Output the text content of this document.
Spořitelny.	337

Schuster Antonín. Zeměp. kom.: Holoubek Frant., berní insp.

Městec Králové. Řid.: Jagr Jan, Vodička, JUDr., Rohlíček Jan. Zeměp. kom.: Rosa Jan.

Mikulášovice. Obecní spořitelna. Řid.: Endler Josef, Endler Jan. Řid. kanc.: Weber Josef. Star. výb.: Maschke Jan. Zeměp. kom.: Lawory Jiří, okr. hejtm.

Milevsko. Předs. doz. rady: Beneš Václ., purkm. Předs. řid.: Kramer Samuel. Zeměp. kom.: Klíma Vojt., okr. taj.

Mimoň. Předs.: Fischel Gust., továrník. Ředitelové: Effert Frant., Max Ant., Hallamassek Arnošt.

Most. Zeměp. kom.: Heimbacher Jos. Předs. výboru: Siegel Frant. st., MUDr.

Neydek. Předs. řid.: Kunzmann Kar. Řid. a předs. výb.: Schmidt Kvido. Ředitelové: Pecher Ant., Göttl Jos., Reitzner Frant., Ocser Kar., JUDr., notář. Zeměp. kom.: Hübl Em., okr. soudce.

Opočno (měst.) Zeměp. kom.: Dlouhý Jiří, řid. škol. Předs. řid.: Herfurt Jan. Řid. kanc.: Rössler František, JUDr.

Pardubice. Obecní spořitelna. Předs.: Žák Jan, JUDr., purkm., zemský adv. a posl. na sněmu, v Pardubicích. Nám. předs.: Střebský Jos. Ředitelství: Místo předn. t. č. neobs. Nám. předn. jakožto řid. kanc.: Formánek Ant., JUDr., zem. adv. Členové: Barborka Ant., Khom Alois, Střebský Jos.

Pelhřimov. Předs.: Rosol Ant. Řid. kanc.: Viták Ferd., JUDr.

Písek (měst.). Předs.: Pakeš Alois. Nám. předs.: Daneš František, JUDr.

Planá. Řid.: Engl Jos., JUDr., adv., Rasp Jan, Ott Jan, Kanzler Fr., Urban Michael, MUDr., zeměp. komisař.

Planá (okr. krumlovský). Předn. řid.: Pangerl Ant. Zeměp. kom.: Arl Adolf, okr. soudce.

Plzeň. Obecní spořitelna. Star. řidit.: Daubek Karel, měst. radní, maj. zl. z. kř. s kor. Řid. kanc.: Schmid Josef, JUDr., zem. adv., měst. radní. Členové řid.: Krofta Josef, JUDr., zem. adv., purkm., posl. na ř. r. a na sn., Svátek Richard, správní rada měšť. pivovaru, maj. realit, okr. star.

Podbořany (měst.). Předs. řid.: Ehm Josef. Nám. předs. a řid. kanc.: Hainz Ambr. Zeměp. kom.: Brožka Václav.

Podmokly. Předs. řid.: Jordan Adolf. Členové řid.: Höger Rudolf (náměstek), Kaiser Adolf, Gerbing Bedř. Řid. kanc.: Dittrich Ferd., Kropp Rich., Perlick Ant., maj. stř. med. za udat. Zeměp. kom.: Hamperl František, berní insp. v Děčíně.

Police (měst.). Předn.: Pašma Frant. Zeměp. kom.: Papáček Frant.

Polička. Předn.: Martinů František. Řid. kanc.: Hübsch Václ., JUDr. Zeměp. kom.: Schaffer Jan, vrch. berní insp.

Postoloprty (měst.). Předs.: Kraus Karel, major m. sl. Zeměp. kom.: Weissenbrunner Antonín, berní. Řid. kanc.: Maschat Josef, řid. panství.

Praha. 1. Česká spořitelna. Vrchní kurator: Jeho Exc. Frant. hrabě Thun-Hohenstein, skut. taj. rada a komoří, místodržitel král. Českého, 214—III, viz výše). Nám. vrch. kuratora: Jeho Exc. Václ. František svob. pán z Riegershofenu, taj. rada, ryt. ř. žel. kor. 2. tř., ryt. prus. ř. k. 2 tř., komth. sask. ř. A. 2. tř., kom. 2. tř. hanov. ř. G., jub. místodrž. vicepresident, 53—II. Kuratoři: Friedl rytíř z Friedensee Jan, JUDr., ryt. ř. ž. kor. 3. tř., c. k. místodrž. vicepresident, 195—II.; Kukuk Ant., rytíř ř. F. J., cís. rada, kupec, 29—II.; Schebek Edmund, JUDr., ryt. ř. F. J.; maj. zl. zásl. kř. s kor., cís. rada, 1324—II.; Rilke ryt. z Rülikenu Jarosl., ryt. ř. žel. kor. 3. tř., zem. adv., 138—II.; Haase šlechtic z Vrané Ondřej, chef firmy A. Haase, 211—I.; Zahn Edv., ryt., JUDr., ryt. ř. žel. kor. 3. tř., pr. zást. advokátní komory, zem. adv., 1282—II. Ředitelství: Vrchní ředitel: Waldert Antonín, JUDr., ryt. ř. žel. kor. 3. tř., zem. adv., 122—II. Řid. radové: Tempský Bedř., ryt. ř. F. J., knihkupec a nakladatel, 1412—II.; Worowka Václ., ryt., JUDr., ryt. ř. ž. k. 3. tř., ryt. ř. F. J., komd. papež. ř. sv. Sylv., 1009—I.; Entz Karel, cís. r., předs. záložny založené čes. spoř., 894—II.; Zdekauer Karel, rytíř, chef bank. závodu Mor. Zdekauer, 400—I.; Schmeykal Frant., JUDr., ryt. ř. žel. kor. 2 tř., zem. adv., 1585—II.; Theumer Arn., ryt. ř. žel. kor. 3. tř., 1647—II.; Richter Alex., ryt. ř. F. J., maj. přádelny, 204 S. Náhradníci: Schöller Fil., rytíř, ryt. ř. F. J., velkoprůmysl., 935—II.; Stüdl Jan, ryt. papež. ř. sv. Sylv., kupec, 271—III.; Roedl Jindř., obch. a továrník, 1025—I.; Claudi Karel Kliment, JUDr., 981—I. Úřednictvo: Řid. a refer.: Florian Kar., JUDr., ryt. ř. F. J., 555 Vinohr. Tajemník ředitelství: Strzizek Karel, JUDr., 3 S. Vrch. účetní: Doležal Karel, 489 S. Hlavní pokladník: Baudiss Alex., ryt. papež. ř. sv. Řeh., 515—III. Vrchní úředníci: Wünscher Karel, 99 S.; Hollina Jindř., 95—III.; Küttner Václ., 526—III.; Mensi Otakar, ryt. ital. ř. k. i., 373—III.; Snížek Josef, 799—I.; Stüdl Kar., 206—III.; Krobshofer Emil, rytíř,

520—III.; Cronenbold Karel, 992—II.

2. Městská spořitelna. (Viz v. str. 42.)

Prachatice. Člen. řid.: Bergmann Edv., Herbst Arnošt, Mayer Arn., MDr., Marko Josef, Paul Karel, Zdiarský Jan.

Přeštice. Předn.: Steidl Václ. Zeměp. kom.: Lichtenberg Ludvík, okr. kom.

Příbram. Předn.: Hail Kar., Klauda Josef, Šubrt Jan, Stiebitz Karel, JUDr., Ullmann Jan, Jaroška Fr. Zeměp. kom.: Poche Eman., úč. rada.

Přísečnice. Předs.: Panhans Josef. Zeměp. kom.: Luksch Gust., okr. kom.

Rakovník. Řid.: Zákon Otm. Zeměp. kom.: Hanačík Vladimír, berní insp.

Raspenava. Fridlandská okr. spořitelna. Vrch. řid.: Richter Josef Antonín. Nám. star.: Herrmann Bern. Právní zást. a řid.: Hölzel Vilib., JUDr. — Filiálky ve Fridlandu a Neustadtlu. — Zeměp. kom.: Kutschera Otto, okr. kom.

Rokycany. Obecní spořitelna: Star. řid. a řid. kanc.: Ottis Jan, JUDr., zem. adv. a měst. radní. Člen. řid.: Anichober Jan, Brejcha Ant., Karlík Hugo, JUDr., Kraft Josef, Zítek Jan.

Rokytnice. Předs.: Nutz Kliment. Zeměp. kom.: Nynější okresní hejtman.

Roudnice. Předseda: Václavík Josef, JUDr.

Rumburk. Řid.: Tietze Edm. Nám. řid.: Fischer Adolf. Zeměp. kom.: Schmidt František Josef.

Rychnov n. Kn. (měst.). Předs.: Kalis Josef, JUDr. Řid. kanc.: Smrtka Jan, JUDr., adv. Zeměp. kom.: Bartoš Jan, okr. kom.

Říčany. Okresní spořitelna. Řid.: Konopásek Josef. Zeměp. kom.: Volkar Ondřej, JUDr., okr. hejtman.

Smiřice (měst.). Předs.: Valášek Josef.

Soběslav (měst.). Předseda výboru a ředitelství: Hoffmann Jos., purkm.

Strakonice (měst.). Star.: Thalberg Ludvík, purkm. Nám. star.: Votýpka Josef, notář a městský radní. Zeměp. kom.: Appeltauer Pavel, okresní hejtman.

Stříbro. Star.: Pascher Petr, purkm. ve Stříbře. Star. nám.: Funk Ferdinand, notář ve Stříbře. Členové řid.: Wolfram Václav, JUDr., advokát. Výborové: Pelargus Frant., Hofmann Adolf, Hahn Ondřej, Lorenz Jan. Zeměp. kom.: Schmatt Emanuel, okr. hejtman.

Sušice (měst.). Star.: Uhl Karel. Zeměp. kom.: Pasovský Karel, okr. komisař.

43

**EXERCISE PROMPT**
Pick out the lines above that hold the string "komisař" and show them.

**RESPONSE FOR THIS EXERCISE**
Planá. Řid.: Engl Jos., JUDr., adv., Rasp Jan, Ott Jan, Kanzler Fr., Urban Michael, MUDr., zeměp. komisař.
Sušice (měst.). Star.: Uhl Karel. Zeměp. kom.: Pasovský Karel, okr. komisař.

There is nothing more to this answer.